_Stored entries_:
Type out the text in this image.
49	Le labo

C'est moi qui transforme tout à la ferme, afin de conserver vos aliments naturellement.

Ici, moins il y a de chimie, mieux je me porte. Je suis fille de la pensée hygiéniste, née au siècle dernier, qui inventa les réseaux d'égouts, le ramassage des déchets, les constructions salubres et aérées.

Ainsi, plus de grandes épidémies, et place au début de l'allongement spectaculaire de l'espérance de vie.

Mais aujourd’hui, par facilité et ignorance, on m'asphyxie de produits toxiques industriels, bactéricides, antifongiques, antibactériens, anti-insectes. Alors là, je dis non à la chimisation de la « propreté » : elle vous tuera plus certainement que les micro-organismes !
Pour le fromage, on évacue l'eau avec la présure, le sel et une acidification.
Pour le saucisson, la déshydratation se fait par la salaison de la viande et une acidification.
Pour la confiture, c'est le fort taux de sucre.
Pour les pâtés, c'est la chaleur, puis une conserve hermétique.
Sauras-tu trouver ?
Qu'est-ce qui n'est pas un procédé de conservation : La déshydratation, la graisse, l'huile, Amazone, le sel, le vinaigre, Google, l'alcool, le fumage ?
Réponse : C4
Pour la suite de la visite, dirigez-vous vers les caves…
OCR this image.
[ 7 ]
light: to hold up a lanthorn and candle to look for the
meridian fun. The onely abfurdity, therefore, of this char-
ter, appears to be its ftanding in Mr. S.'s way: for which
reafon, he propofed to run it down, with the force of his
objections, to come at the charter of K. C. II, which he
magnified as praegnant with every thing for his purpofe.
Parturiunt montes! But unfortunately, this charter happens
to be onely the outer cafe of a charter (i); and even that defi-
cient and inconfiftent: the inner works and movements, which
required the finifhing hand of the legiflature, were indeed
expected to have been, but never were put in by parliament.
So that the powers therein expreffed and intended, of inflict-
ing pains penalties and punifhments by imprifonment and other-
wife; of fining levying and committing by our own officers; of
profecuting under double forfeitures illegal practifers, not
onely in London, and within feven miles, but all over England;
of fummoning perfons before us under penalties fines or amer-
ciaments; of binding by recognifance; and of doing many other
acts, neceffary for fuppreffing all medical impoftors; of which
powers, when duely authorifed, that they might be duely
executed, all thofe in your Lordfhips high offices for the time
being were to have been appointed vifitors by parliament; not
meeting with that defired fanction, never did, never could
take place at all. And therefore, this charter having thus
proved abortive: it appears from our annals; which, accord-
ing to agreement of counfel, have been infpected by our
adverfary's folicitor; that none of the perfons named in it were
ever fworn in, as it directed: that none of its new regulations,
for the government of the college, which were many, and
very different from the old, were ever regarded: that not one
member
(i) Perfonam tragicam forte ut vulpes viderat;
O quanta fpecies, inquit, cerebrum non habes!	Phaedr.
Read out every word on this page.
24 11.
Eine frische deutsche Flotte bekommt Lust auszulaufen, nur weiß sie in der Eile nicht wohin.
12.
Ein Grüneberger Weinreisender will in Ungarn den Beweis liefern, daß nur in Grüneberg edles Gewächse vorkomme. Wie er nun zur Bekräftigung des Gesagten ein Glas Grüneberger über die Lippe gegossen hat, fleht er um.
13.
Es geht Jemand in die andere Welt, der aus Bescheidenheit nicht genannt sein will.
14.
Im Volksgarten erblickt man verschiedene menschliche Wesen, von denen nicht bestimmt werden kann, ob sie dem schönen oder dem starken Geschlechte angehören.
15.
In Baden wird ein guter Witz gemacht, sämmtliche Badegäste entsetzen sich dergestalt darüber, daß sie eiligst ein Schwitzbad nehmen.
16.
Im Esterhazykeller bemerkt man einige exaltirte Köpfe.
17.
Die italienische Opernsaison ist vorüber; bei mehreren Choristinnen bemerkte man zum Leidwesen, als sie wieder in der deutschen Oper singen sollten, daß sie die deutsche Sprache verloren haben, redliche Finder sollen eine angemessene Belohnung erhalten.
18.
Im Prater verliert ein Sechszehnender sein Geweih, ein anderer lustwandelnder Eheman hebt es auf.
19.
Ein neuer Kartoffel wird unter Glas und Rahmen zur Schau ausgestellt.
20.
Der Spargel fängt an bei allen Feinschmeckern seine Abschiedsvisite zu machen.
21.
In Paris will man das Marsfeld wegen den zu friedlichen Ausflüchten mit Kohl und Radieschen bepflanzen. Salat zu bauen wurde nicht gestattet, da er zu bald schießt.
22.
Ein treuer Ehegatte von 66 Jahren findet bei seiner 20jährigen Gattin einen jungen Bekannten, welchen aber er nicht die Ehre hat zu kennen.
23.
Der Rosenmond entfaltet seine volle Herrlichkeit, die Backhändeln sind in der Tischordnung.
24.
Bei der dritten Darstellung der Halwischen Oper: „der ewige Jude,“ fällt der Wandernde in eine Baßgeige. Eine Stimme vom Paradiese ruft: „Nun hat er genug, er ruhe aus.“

_What to do_:
Every line that holds the word "will" should be extracted.

_Problem solution_:
Ein Grüneberger Weinreisender will in Ungarn den Beweis liefern, daß nur in Grüneberg edles Gewächse vorkomme. Wie er nun zur Bekräftigung des Gesagten ein Glas Grüneberger über die Lippe gegossen hat, fleht er um.
Es geht Jemand in die andere Welt, der aus Bescheidenheit nicht genannt sein will.
In Paris will man das Marsfeld wegen den zu friedlichen Ausflüchten mit Kohl und Radieschen bepflanzen. Salat zu bauen wurde nicht gestattet, da er zu bald schießt.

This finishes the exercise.